begin Records for the task
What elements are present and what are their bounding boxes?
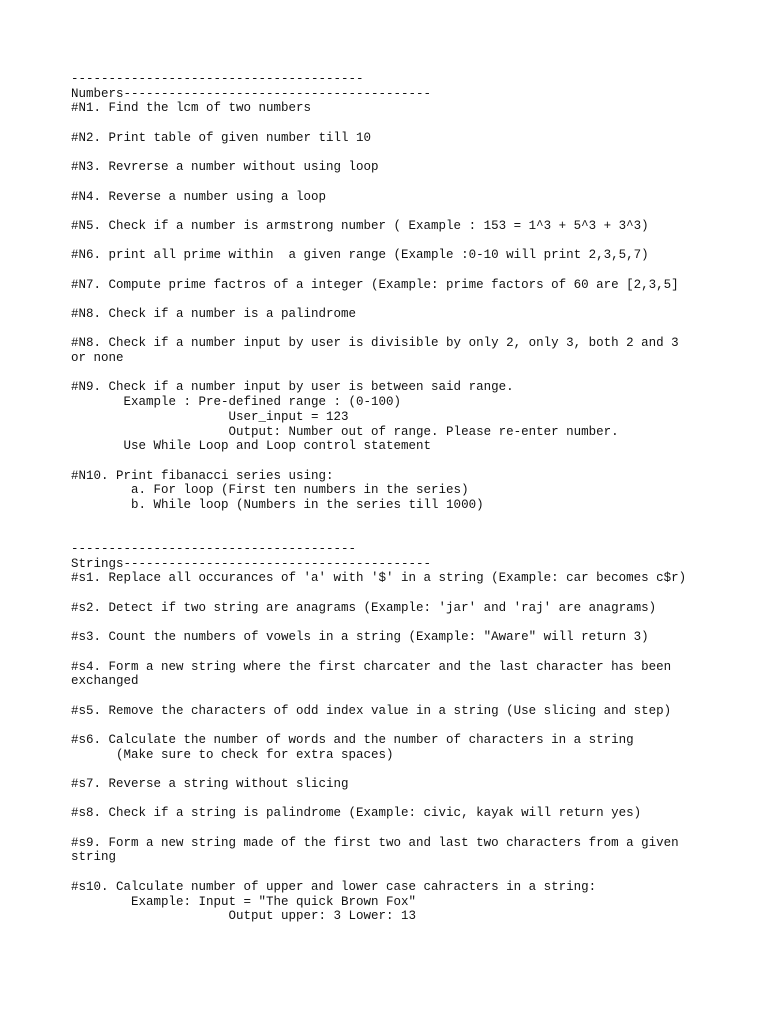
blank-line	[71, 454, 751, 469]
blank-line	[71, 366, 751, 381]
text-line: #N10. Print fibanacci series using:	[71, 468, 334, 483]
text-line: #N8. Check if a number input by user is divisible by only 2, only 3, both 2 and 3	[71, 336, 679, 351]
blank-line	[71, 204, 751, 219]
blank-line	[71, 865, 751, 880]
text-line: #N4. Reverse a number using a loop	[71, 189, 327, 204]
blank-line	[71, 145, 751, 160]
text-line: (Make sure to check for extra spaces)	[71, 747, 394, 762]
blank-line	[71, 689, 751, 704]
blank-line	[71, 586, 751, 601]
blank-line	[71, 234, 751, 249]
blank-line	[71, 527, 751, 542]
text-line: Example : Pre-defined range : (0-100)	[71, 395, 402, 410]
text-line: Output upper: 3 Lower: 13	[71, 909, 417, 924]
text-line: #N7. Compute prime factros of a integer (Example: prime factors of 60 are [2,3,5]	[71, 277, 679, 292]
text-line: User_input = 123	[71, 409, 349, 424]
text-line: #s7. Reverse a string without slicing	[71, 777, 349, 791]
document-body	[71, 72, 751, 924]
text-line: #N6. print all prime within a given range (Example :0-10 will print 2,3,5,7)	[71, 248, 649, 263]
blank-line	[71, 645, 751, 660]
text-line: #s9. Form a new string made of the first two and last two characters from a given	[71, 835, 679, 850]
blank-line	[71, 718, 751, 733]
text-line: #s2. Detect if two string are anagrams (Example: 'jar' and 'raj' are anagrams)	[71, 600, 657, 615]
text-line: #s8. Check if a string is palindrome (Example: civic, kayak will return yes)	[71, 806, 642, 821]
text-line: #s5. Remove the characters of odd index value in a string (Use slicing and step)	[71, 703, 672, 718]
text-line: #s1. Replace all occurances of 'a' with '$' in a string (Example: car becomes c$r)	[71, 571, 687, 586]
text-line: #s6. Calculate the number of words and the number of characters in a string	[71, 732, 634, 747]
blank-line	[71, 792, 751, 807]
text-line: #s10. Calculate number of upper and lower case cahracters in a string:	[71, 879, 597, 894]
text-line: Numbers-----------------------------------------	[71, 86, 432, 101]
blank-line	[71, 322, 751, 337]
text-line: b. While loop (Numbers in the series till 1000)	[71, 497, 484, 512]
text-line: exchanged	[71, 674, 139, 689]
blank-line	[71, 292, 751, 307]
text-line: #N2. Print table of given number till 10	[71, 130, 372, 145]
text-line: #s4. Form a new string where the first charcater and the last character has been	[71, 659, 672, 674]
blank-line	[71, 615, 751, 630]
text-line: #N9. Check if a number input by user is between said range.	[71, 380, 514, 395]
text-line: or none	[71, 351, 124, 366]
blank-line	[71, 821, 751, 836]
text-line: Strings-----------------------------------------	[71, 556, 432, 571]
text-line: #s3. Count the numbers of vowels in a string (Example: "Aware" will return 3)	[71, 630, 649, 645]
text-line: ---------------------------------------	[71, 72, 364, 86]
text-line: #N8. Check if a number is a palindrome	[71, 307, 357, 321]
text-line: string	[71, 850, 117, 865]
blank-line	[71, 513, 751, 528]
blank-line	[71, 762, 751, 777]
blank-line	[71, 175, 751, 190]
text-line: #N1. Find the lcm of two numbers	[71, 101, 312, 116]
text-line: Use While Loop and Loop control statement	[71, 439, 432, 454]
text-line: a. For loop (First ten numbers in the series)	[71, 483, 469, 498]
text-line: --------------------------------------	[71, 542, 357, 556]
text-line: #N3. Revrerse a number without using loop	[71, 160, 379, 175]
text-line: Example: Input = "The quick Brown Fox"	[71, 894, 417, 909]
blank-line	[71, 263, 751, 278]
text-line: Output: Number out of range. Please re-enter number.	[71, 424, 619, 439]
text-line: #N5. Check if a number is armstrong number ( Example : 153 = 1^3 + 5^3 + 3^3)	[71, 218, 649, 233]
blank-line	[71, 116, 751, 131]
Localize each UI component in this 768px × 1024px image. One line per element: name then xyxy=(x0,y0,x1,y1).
end Records for the task
Task to complete:
Duplicate every entry above line for line, omitting the pictures.

Expected answer:
What elements are present and what are their bounding boxes?
blank-line	[71, 454, 751, 469]
blank-line	[71, 366, 751, 381]
text-line: #N10. Print fibanacci series using:	[71, 468, 334, 483]
text-line: #N8. Check if a number input by user is divisible by only 2, only 3, both 2 and 3	[71, 336, 679, 351]
blank-line	[71, 204, 751, 219]
blank-line	[71, 865, 751, 880]
text-line: #N4. Reverse a number using a loop	[71, 189, 327, 204]
blank-line	[71, 145, 751, 160]
text-line: (Make sure to check for extra spaces)	[71, 747, 394, 762]
blank-line	[71, 689, 751, 704]
blank-line	[71, 586, 751, 601]
blank-line	[71, 234, 751, 249]
blank-line	[71, 527, 751, 542]
text-line: Example : Pre-defined range : (0-100)	[71, 395, 402, 410]
text-line: Output upper: 3 Lower: 13	[71, 909, 417, 924]
text-line: #N7. Compute prime factros of a integer (Example: prime factors of 60 are [2,3,5]	[71, 277, 679, 292]
text-line: User_input = 123	[71, 409, 349, 424]
text-line: #s7. Reverse a string without slicing	[71, 777, 349, 791]
document-body	[71, 72, 751, 924]
text-line: #N6. print all prime within a given range (Example :0-10 will print 2,3,5,7)	[71, 248, 649, 263]
blank-line	[71, 645, 751, 660]
text-line: #s9. Form a new string made of the first two and last two characters from a given	[71, 835, 679, 850]
blank-line	[71, 718, 751, 733]
text-line: #s2. Detect if two string are anagrams (Example: 'jar' and 'raj' are anagrams)	[71, 600, 657, 615]
text-line: #s8. Check if a string is palindrome (Example: civic, kayak will return yes)	[71, 806, 642, 821]
text-line: #s5. Remove the characters of odd index value in a string (Use slicing and step)	[71, 703, 672, 718]
text-line: #s1. Replace all occurances of 'a' with '$' in a string (Example: car becomes c$r)	[71, 571, 687, 586]
text-line: #s6. Calculate the number of words and the number of characters in a string	[71, 732, 634, 747]
blank-line	[71, 792, 751, 807]
text-line: #s10. Calculate number of upper and lower case cahracters in a string:	[71, 879, 597, 894]
text-line: Numbers-----------------------------------------	[71, 86, 432, 101]
blank-line	[71, 322, 751, 337]
text-line: b. While loop (Numbers in the series till 1000)	[71, 497, 484, 512]
text-line: exchanged	[71, 674, 139, 689]
blank-line	[71, 292, 751, 307]
text-line: #N2. Print table of given number till 10	[71, 130, 372, 145]
text-line: #s4. Form a new string where the first charcater and the last character has been	[71, 659, 672, 674]
blank-line	[71, 615, 751, 630]
text-line: #N9. Check if a number input by user is between said range.	[71, 380, 514, 395]
text-line: or none	[71, 351, 124, 366]
blank-line	[71, 821, 751, 836]
text-line: Strings-----------------------------------------	[71, 556, 432, 571]
text-line: #s3. Count the numbers of vowels in a string (Example: "Aware" will return 3)	[71, 630, 649, 645]
text-line: ---------------------------------------	[71, 72, 364, 86]
text-line: #N8. Check if a number is a palindrome	[71, 307, 357, 321]
text-line: string	[71, 850, 117, 865]
blank-line	[71, 513, 751, 528]
blank-line	[71, 762, 751, 777]
blank-line	[71, 175, 751, 190]
text-line: #N1. Find the lcm of two numbers	[71, 101, 312, 116]
text-line: Use While Loop and Loop control statement	[71, 439, 432, 454]
text-line: a. For loop (First ten numbers in the series)	[71, 483, 469, 498]
text-line: --------------------------------------	[71, 542, 357, 556]
text-line: #N3. Revrerse a number without using loop	[71, 160, 379, 175]
text-line: Example: Input = "The quick Brown Fox"	[71, 894, 417, 909]
blank-line	[71, 263, 751, 278]
text-line: Output: Number out of range. Please re-enter number.	[71, 424, 619, 439]
text-line: #N5. Check if a number is armstrong number ( Example : 153 = 1^3 + 5^3 + 3^3)	[71, 218, 649, 233]
blank-line	[71, 116, 751, 131]
Localize each UI component in this 768px × 1024px image. One line per element: name then xyxy=(x0,y0,x1,y1).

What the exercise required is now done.